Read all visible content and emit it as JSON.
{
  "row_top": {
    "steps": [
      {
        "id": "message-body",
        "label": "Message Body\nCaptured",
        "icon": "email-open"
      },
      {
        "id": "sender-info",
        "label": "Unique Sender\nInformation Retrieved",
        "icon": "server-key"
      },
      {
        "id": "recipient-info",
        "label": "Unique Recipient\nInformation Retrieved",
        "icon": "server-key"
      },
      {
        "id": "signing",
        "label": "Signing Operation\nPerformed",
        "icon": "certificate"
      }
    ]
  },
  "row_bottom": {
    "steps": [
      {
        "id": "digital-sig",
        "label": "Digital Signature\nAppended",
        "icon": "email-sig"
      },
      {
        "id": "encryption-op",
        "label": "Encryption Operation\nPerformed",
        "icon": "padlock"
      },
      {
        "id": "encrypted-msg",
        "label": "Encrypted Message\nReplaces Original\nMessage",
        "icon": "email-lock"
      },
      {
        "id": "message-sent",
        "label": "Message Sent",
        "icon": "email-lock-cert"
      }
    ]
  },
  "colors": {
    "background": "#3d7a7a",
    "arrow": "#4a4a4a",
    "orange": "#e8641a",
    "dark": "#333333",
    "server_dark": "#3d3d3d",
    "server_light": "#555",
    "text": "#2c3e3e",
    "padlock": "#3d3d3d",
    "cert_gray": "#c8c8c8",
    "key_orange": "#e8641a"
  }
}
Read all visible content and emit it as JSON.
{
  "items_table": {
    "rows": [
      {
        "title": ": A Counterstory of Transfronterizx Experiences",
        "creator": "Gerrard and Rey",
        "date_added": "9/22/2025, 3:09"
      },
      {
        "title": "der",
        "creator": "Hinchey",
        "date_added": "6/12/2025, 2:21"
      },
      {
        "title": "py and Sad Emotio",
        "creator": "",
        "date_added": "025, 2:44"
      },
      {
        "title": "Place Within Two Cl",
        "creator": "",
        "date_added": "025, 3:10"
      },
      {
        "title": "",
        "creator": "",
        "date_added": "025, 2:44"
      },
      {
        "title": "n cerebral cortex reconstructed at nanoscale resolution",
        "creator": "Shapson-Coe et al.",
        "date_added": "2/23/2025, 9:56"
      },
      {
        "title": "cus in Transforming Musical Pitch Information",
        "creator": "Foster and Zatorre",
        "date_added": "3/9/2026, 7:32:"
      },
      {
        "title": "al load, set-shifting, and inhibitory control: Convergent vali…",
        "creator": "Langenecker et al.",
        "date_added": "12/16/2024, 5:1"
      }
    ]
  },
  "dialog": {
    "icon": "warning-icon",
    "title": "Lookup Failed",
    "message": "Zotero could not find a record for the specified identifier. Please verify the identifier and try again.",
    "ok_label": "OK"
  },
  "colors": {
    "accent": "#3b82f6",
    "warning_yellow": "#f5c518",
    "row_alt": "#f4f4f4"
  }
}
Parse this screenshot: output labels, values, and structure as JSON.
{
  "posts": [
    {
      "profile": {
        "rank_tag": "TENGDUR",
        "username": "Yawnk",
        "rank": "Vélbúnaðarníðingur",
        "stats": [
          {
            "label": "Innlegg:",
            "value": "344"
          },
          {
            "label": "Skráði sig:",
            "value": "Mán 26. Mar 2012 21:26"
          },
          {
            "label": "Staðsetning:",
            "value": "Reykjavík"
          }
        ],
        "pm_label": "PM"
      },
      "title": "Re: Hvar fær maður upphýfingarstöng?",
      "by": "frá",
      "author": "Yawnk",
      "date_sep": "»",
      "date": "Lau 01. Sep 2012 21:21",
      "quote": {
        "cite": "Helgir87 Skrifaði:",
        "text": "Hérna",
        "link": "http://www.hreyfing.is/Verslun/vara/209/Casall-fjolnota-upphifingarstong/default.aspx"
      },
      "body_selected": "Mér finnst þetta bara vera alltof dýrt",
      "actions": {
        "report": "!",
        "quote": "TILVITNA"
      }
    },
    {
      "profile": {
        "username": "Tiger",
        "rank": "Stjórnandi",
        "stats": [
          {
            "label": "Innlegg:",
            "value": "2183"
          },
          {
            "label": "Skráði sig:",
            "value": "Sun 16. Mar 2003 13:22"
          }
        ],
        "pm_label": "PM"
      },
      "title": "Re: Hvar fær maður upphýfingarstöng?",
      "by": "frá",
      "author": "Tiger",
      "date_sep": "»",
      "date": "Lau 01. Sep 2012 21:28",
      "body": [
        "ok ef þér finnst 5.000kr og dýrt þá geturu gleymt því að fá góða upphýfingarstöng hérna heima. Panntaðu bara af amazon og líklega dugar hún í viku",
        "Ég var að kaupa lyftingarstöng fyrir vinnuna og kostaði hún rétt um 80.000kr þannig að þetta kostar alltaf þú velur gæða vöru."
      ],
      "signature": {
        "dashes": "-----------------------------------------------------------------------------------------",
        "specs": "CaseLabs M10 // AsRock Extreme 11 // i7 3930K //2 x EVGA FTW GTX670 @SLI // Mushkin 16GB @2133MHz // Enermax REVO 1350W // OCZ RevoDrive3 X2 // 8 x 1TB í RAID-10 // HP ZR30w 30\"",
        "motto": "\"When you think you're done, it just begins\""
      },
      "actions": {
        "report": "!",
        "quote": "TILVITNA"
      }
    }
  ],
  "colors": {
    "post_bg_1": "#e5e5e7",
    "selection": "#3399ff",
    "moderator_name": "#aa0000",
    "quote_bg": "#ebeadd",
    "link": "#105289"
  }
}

**********

What this task involves: Take the listing above and write it out again exactly.

Final answer:
Read all visible content and emit it as JSON.
{
  "row_top": {
    "steps": [
      {
        "id": "message-body",
        "label": "Message Body\nCaptured",
        "icon": "email-open"
      },
      {
        "id": "sender-info",
        "label": "Unique Sender\nInformation Retrieved",
        "icon": "server-key"
      },
      {
        "id": "recipient-info",
        "label": "Unique Recipient\nInformation Retrieved",
        "icon": "server-key"
      },
      {
        "id": "signing",
        "label": "Signing Operation\nPerformed",
        "icon": "certificate"
      }
    ]
  },
  "row_bottom": {
    "steps": [
      {
        "id": "digital-sig",
        "label": "Digital Signature\nAppended",
        "icon": "email-sig"
      },
      {
        "id": "encryption-op",
        "label": "Encryption Operation\nPerformed",
        "icon": "padlock"
      },
      {
        "id": "encrypted-msg",
        "label": "Encrypted Message\nReplaces Original\nMessage",
        "icon": "email-lock"
      },
      {
        "id": "message-sent",
        "label": "Message Sent",
        "icon": "email-lock-cert"
      }
    ]
  },
  "colors": {
    "background": "#3d7a7a",
    "arrow": "#4a4a4a",
    "orange": "#e8641a",
    "dark": "#333333",
    "server_dark": "#3d3d3d",
    "server_light": "#555",
    "text": "#2c3e3e",
    "padlock": "#3d3d3d",
    "cert_gray": "#c8c8c8",
    "key_orange": "#e8641a"
  }
}
Read all visible content and emit it as JSON.
{
  "items_table": {
    "rows": [
      {
        "title": ": A Counterstory of Transfronterizx Experiences",
        "creator": "Gerrard and Rey",
        "date_added": "9/22/2025, 3:09"
      },
      {
        "title": "der",
        "creator": "Hinchey",
        "date_added": "6/12/2025, 2:21"
      },
      {
        "title": "py and Sad Emotio",
        "creator": "",
        "date_added": "025, 2:44"
      },
      {
        "title": "Place Within Two Cl",
        "creator": "",
        "date_added": "025, 3:10"
      },
      {
        "title": "",
        "creator": "",
        "date_added": "025, 2:44"
      },
      {
        "title": "n cerebral cortex reconstructed at nanoscale resolution",
        "creator": "Shapson-Coe et al.",
        "date_added": "2/23/2025, 9:56"
      },
      {
        "title": "cus in Transforming Musical Pitch Information",
        "creator": "Foster and Zatorre",
        "date_added": "3/9/2026, 7:32:"
      },
      {
        "title": "al load, set-shifting, and inhibitory control: Convergent vali…",
        "creator": "Langenecker et al.",
        "date_added": "12/16/2024, 5:1"
      }
    ]
  },
  "dialog": {
    "icon": "warning-icon",
    "title": "Lookup Failed",
    "message": "Zotero could not find a record for the specified identifier. Please verify the identifier and try again.",
    "ok_label": "OK"
  },
  "colors": {
    "accent": "#3b82f6",
    "warning_yellow": "#f5c518",
    "row_alt": "#f4f4f4"
  }
}
Parse this screenshot: output labels, values, and structure as JSON.
{
  "posts": [
    {
      "profile": {
        "rank_tag": "TENGDUR",
        "username": "Yawnk",
        "rank": "Vélbúnaðarníðingur",
        "stats": [
          {
            "label": "Innlegg:",
            "value": "344"
          },
          {
            "label": "Skráði sig:",
            "value": "Mán 26. Mar 2012 21:26"
          },
          {
            "label": "Staðsetning:",
            "value": "Reykjavík"
          }
        ],
        "pm_label": "PM"
      },
      "title": "Re: Hvar fær maður upphýfingarstöng?",
      "by": "frá",
      "author": "Yawnk",
      "date_sep": "»",
      "date": "Lau 01. Sep 2012 21:21",
      "quote": {
        "cite": "Helgir87 Skrifaði:",
        "text": "Hérna",
        "link": "http://www.hreyfing.is/Verslun/vara/209/Casall-fjolnota-upphifingarstong/default.aspx"
      },
      "body_selected": "Mér finnst þetta bara vera alltof dýrt",
      "actions": {
        "report": "!",
        "quote": "TILVITNA"
      }
    },
    {
      "profile": {
        "username": "Tiger",
        "rank": "Stjórnandi",
        "stats": [
          {
            "label": "Innlegg:",
            "value": "2183"
          },
          {
            "label": "Skráði sig:",
            "value": "Sun 16. Mar 2003 13:22"
          }
        ],
        "pm_label": "PM"
      },
      "title": "Re: Hvar fær maður upphýfingarstöng?",
      "by": "frá",
      "author": "Tiger",
      "date_sep": "»",
      "date": "Lau 01. Sep 2012 21:28",
      "body": [
        "ok ef þér finnst 5.000kr og dýrt þá geturu gleymt því að fá góða upphýfingarstöng hérna heima. Panntaðu bara af amazon og líklega dugar hún í viku",
        "Ég var að kaupa lyftingarstöng fyrir vinnuna og kostaði hún rétt um 80.000kr þannig að þetta kostar alltaf þú velur gæða vöru."
      ],
      "signature": {
        "dashes": "-----------------------------------------------------------------------------------------",
        "specs": "CaseLabs M10 // AsRock Extreme 11 // i7 3930K //2 x EVGA FTW GTX670 @SLI // Mushkin 16GB @2133MHz // Enermax REVO 1350W // OCZ RevoDrive3 X2 // 8 x 1TB í RAID-10 // HP ZR30w 30\"",
        "motto": "\"When you think you're done, it just begins\""
      },
      "actions": {
        "report": "!",
        "quote": "TILVITNA"
      }
    }
  ],
  "colors": {
    "post_bg_1": "#e5e5e7",
    "selection": "#3399ff",
    "moderator_name": "#aa0000",
    "quote_bg": "#ebeadd",
    "link": "#105289"
  }
}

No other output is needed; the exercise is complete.